*EXERCISE INSTRUCTIONS*:
Print the listing below in its entirety, character for character.

*DATA FOR THE TASK*:

--- --- ---

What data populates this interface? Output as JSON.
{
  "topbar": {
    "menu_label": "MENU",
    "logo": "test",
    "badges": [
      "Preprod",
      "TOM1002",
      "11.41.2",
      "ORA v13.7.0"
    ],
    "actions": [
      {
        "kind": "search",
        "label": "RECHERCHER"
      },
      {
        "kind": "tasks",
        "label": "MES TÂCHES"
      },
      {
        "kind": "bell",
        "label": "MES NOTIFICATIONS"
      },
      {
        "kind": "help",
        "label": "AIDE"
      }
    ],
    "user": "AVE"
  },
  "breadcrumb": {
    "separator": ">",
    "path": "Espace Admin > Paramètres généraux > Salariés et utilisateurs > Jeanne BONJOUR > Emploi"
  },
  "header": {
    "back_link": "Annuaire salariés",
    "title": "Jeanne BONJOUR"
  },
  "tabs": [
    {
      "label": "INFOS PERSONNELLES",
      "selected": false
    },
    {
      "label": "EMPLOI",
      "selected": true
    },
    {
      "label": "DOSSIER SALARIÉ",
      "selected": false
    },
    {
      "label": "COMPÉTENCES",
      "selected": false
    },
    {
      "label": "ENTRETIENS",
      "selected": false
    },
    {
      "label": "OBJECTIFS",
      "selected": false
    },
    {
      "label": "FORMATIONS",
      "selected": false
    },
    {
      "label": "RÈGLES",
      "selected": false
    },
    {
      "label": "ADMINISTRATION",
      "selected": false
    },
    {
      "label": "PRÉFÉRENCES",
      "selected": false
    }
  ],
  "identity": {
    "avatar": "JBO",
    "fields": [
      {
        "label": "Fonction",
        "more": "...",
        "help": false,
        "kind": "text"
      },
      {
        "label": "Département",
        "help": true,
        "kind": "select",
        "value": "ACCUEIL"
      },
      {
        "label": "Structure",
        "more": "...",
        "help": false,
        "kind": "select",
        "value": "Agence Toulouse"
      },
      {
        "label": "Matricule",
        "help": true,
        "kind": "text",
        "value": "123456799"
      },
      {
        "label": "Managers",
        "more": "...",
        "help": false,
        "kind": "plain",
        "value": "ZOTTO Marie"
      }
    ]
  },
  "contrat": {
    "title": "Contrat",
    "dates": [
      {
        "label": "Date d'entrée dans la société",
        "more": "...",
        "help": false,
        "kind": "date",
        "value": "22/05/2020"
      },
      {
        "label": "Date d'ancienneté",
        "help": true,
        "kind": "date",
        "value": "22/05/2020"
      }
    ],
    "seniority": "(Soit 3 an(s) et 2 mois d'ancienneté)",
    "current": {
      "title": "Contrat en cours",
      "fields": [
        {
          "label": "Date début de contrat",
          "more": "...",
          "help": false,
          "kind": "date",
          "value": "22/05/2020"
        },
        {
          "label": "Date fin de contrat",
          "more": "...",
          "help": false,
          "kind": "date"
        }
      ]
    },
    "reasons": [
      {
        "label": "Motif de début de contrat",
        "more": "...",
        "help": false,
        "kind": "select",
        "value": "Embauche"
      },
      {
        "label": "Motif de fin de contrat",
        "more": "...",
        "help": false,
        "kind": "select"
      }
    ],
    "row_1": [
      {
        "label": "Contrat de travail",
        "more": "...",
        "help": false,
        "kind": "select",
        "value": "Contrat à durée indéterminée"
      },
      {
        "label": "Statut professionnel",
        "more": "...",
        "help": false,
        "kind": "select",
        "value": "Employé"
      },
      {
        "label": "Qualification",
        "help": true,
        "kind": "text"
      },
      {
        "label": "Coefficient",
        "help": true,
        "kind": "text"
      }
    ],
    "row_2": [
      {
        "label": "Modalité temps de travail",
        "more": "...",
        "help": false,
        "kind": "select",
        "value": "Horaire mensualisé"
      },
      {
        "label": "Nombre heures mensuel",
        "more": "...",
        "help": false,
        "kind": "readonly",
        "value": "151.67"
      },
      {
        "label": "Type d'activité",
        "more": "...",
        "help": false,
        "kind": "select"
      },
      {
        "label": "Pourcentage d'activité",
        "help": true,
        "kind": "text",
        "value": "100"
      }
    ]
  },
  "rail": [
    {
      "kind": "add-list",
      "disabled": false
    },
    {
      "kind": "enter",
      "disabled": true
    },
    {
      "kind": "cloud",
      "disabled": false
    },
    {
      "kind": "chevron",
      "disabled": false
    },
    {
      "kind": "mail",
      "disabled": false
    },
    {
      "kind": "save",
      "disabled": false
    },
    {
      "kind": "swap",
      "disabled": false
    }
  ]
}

--- --- ---

*TASK RESULT*:
What data populates this interface? Output as JSON.
{
  "topbar": {
    "menu_label": "MENU",
    "logo": "test",
    "badges": [
      "Preprod",
      "TOM1002",
      "11.41.2",
      "ORA v13.7.0"
    ],
    "actions": [
      {
        "kind": "search",
        "label": "RECHERCHER"
      },
      {
        "kind": "tasks",
        "label": "MES TÂCHES"
      },
      {
        "kind": "bell",
        "label": "MES NOTIFICATIONS"
      },
      {
        "kind": "help",
        "label": "AIDE"
      }
    ],
    "user": "AVE"
  },
  "breadcrumb": {
    "separator": ">",
    "path": "Espace Admin > Paramètres généraux > Salariés et utilisateurs > Jeanne BONJOUR > Emploi"
  },
  "header": {
    "back_link": "Annuaire salariés",
    "title": "Jeanne BONJOUR"
  },
  "tabs": [
    {
      "label": "INFOS PERSONNELLES",
      "selected": false
    },
    {
      "label": "EMPLOI",
      "selected": true
    },
    {
      "label": "DOSSIER SALARIÉ",
      "selected": false
    },
    {
      "label": "COMPÉTENCES",
      "selected": false
    },
    {
      "label": "ENTRETIENS",
      "selected": false
    },
    {
      "label": "OBJECTIFS",
      "selected": false
    },
    {
      "label": "FORMATIONS",
      "selected": false
    },
    {
      "label": "RÈGLES",
      "selected": false
    },
    {
      "label": "ADMINISTRATION",
      "selected": false
    },
    {
      "label": "PRÉFÉRENCES",
      "selected": false
    }
  ],
  "identity": {
    "avatar": "JBO",
    "fields": [
      {
        "label": "Fonction",
        "more": "...",
        "help": false,
        "kind": "text"
      },
      {
        "label": "Département",
        "help": true,
        "kind": "select",
        "value": "ACCUEIL"
      },
      {
        "label": "Structure",
        "more": "...",
        "help": false,
        "kind": "select",
        "value": "Agence Toulouse"
      },
      {
        "label": "Matricule",
        "help": true,
        "kind": "text",
        "value": "123456799"
      },
      {
        "label": "Managers",
        "more": "...",
        "help": false,
        "kind": "plain",
        "value": "ZOTTO Marie"
      }
    ]
  },
  "contrat": {
    "title": "Contrat",
    "dates": [
      {
        "label": "Date d'entrée dans la société",
        "more": "...",
        "help": false,
        "kind": "date",
        "value": "22/05/2020"
      },
      {
        "label": "Date d'ancienneté",
        "help": true,
        "kind": "date",
        "value": "22/05/2020"
      }
    ],
    "seniority": "(Soit 3 an(s) et 2 mois d'ancienneté)",
    "current": {
      "title": "Contrat en cours",
      "fields": [
        {
          "label": "Date début de contrat",
          "more": "...",
          "help": false,
          "kind": "date",
          "value": "22/05/2020"
        },
        {
          "label": "Date fin de contrat",
          "more": "...",
          "help": false,
          "kind": "date"
        }
      ]
    },
    "reasons": [
      {
        "label": "Motif de début de contrat",
        "more": "...",
        "help": false,
        "kind": "select",
        "value": "Embauche"
      },
      {
        "label": "Motif de fin de contrat",
        "more": "...",
        "help": false,
        "kind": "select"
      }
    ],
    "row_1": [
      {
        "label": "Contrat de travail",
        "more": "...",
        "help": false,
        "kind": "select",
        "value": "Contrat à durée indéterminée"
      },
      {
        "label": "Statut professionnel",
        "more": "...",
        "help": false,
        "kind": "select",
        "value": "Employé"
      },
      {
        "label": "Qualification",
        "help": true,
        "kind": "text"
      },
      {
        "label": "Coefficient",
        "help": true,
        "kind": "text"
      }
    ],
    "row_2": [
      {
        "label": "Modalité temps de travail",
        "more": "...",
        "help": false,
        "kind": "select",
        "value": "Horaire mensualisé"
      },
      {
        "label": "Nombre heures mensuel",
        "more": "...",
        "help": false,
        "kind": "readonly",
        "value": "151.67"
      },
      {
        "label": "Type d'activité",
        "more": "...",
        "help": false,
        "kind": "select"
      },
      {
        "label": "Pourcentage d'activité",
        "help": true,
        "kind": "text",
        "value": "100"
      }
    ]
  },
  "rail": [
    {
      "kind": "add-list",
      "disabled": false
    },
    {
      "kind": "enter",
      "disabled": true
    },
    {
      "kind": "cloud",
      "disabled": false
    },
    {
      "kind": "chevron",
      "disabled": false
    },
    {
      "kind": "mail",
      "disabled": false
    },
    {
      "kind": "save",
      "disabled": false
    },
    {
      "kind": "swap",
      "disabled": false
    }
  ]
}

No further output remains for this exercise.